(Lines of data)
+ + + + +

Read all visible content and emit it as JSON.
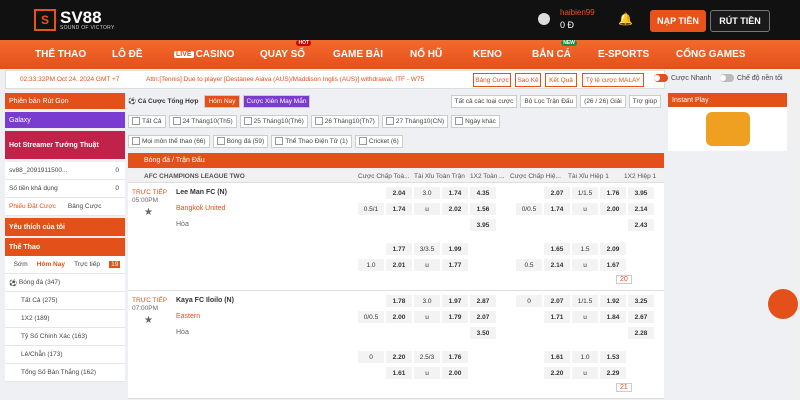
{
  "logo": {
    "mark": "S",
    "brand": "SV88",
    "tagline": "SOUND OF VICTORY"
  },
  "user": {
    "name": "haibien99",
    "balance": "0 Đ"
  },
  "top_buttons": {
    "deposit": "NẠP TIỀN",
    "withdraw": "RÚT TIỀN"
  },
  "nav": {
    "items": [
      {
        "label": "THỂ THAO"
      },
      {
        "label": "LÔ ĐỀ"
      },
      {
        "label": "CASINO",
        "live": "LIVE"
      },
      {
        "label": "QUAY SỐ",
        "badge": "HOT"
      },
      {
        "label": "GAME BÀI"
      },
      {
        "label": "NỔ HŨ"
      },
      {
        "label": "KENO"
      },
      {
        "label": "BẮN CÁ",
        "badge": "NEW"
      },
      {
        "label": "E-SPORTS"
      },
      {
        "label": "CỔNG GAMES"
      }
    ]
  },
  "ticker": {
    "time": "02:33:32PM Oct 24, 2024 GMT +7",
    "message": "Attn:[Tennis] Due to player [Destanee Aiava (AUS)/Maddison Inglis (AUS)] withdrawal, ITF - W75",
    "buttons": [
      "Bảng Cược",
      "Sao Kê",
      "Kết Quả",
      "Tỷ lệ cược MALAY"
    ],
    "fast_bet": "Cược Nhanh",
    "dark_mode": "Chế độ nền tối"
  },
  "left": {
    "banners": [
      "Phiên bản Rút Gọn",
      "Galaxy",
      "Hot Streamer Tướng Thuật"
    ],
    "account": "sv88_2091911500...",
    "account_count": "0",
    "balance_label": "Số tiền khả dụng",
    "balance_value": "0",
    "tabs": [
      "Phiếu Đặt Cược",
      "Bảng Cược"
    ],
    "favorites": "Yêu thích của tôi",
    "sports_label": "Thể Thao",
    "sub_tabs": [
      "Sớm",
      "Hôm Nay",
      "Trực tiếp"
    ],
    "live_count": "19",
    "sport": "Bóng đá",
    "sport_count": "(347)",
    "items": [
      {
        "label": "Tất Cả",
        "count": "(275)"
      },
      {
        "label": "1X2",
        "count": "(189)"
      },
      {
        "label": "Tỷ Số Chính Xác",
        "count": "(163)"
      },
      {
        "label": "Lẻ/Chẵn",
        "count": "(173)"
      },
      {
        "label": "Tổng Số Bàn Thắng",
        "count": "(162)"
      }
    ]
  },
  "filters": {
    "title": "Cá Cược Tổng Hợp",
    "today": "Hôm Nay",
    "combo": "Cược Xiên May Mắn",
    "all_types": "Tất cả các loại cược",
    "league_filter": "Bộ Lọc Trận Đấu",
    "page": "(26 / 26) Giải",
    "help": "Trợ giúp",
    "chips": [
      "Tất Cả",
      "24 Tháng10(Th5)",
      "25 Tháng10(Th6)",
      "26 Tháng10(Th7)",
      "27 Tháng10(CN)",
      "Ngày khác"
    ],
    "sports": [
      "Mọi môn thể thao (66)",
      "Bóng đá (59)",
      "Thể Thao Điện Tử (1)",
      "Cricket (6)"
    ]
  },
  "section": "Bóng đá / Trận Đấu",
  "league": {
    "name": "AFC CHAMPIONS LEAGUE TWO",
    "cols": [
      "Cược Chấp Toà...",
      "Tài Xỉu Toàn Trận",
      "1X2 Toàn ...",
      "Cược Chấp Hiệ...",
      "Tài Xỉu Hiệp 1",
      "1X2 Hiệp 1"
    ]
  },
  "matches": [
    {
      "status": "TRỰC TIẾP",
      "time": "05:00PM",
      "home": "Lee Man FC (N)",
      "away": "Bangkok United",
      "draw": "Hòa",
      "more": "20",
      "rows": [
        [
          "",
          "2.04",
          "3.0",
          "1.74",
          "4.35",
          "",
          "2.07",
          "1/1.5",
          "1.76",
          "3.95"
        ],
        [
          "0.5/1",
          "1.74",
          "u",
          "2.02",
          "1.56",
          "0/0.5",
          "1.74",
          "u",
          "2.00",
          "2.14"
        ],
        [
          "",
          "",
          "",
          "",
          "3.95",
          "",
          "",
          "",
          "",
          "2.43"
        ],
        [
          "",
          "1.77",
          "3/3.5",
          "1.99",
          "",
          "",
          "1.65",
          "1.5",
          "2.09",
          ""
        ],
        [
          "1.0",
          "2.01",
          "u",
          "1.77",
          "",
          "0.5",
          "2.14",
          "u",
          "1.67",
          ""
        ]
      ]
    },
    {
      "status": "TRỰC TIẾP",
      "time": "07:00PM",
      "home": "Kaya FC Iloilo (N)",
      "away": "Eastern",
      "draw": "Hòa",
      "more": "21",
      "rows": [
        [
          "",
          "1.78",
          "3.0",
          "1.97",
          "2.87",
          "0",
          "2.07",
          "1/1.5",
          "1.92",
          "3.25"
        ],
        [
          "0/0.5",
          "2.00",
          "u",
          "1.79",
          "2.07",
          "",
          "1.71",
          "u",
          "1.84",
          "2.67"
        ],
        [
          "",
          "",
          "",
          "",
          "3.50",
          "",
          "",
          "",
          "",
          "2.28"
        ],
        [
          "0",
          "2.20",
          "2.5/3",
          "1.76",
          "",
          "",
          "1.61",
          "1.0",
          "1.53",
          ""
        ],
        [
          "",
          "1.61",
          "u",
          "2.00",
          "",
          "",
          "2.20",
          "u",
          "2.29",
          ""
        ]
      ]
    }
  ],
  "right": {
    "instant_play": "Instant Play"
  }
}
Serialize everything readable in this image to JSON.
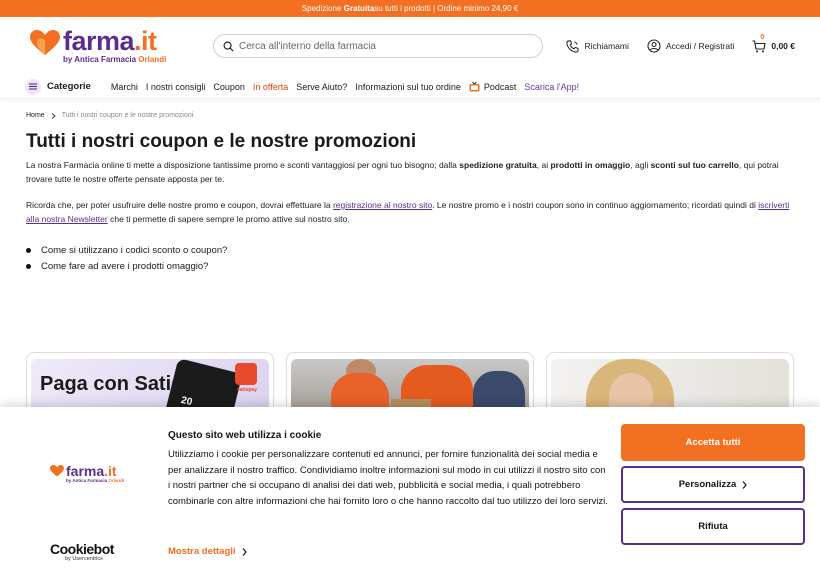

+ + + + +

*TASK BRIEF*: Only lines with the word "time" are wanted, so copy each one from the records.

*RIGHT ANSWER*:
    "time": "02:33:32PM Oct 24, 2024 GMT +7",
      "time": "05:00PM",
      "time": "07:00PM",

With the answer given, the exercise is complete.